*Given request*
Return the complete listing that follows, with each line reproduced exactly.

Source data:
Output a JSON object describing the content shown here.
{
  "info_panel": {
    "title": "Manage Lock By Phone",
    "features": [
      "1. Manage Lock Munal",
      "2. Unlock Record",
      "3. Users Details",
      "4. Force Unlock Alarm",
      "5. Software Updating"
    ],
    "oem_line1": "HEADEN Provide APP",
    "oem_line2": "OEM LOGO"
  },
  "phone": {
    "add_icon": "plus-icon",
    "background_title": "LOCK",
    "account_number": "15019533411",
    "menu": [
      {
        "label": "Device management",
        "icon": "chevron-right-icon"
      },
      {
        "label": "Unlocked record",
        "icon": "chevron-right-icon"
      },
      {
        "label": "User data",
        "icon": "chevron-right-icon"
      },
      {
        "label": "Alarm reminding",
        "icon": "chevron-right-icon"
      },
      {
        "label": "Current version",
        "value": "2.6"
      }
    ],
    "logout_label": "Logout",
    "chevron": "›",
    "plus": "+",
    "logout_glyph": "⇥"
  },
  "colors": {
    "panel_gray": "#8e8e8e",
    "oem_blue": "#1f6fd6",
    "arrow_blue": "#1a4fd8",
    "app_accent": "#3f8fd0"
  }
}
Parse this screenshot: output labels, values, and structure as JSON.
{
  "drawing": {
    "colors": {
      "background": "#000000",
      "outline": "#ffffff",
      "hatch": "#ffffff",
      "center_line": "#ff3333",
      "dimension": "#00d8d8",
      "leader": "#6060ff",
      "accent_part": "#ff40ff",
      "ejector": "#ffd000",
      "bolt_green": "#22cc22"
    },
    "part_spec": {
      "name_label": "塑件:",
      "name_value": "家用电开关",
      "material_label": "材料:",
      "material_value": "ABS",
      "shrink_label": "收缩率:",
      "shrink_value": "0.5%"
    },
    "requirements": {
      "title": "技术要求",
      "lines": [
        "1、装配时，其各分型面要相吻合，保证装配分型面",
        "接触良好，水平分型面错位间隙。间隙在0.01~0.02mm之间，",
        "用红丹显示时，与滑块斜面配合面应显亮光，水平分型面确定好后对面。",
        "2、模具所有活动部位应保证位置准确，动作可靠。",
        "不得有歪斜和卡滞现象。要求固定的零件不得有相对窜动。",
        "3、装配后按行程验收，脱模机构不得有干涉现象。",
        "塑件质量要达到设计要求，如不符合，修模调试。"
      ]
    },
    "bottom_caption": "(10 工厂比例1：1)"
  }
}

*Result of the exercise*
Output a JSON object describing the content shown here.
{
  "info_panel": {
    "title": "Manage Lock By Phone",
    "features": [
      "1. Manage Lock Munal",
      "2. Unlock Record",
      "3. Users Details",
      "4. Force Unlock Alarm",
      "5. Software Updating"
    ],
    "oem_line1": "HEADEN Provide APP",
    "oem_line2": "OEM LOGO"
  },
  "phone": {
    "add_icon": "plus-icon",
    "background_title": "LOCK",
    "account_number": "15019533411",
    "menu": [
      {
        "label": "Device management",
        "icon": "chevron-right-icon"
      },
      {
        "label": "Unlocked record",
        "icon": "chevron-right-icon"
      },
      {
        "label": "User data",
        "icon": "chevron-right-icon"
      },
      {
        "label": "Alarm reminding",
        "icon": "chevron-right-icon"
      },
      {
        "label": "Current version",
        "value": "2.6"
      }
    ],
    "logout_label": "Logout",
    "chevron": "›",
    "plus": "+",
    "logout_glyph": "⇥"
  },
  "colors": {
    "panel_gray": "#8e8e8e",
    "oem_blue": "#1f6fd6",
    "arrow_blue": "#1a4fd8",
    "app_accent": "#3f8fd0"
  }
}
Parse this screenshot: output labels, values, and structure as JSON.
{
  "drawing": {
    "colors": {
      "background": "#000000",
      "outline": "#ffffff",
      "hatch": "#ffffff",
      "center_line": "#ff3333",
      "dimension": "#00d8d8",
      "leader": "#6060ff",
      "accent_part": "#ff40ff",
      "ejector": "#ffd000",
      "bolt_green": "#22cc22"
    },
    "part_spec": {
      "name_label": "塑件:",
      "name_value": "家用电开关",
      "material_label": "材料:",
      "material_value": "ABS",
      "shrink_label": "收缩率:",
      "shrink_value": "0.5%"
    },
    "requirements": {
      "title": "技术要求",
      "lines": [
        "1、装配时，其各分型面要相吻合，保证装配分型面",
        "接触良好，水平分型面错位间隙。间隙在0.01~0.02mm之间，",
        "用红丹显示时，与滑块斜面配合面应显亮光，水平分型面确定好后对面。",
        "2、模具所有活动部位应保证位置准确，动作可靠。",
        "不得有歪斜和卡滞现象。要求固定的零件不得有相对窜动。",
        "3、装配后按行程验收，脱模机构不得有干涉现象。",
        "塑件质量要达到设计要求，如不符合，修模调试。"
      ]
    },
    "bottom_caption": "(10 工厂比例1：1)"
  }
}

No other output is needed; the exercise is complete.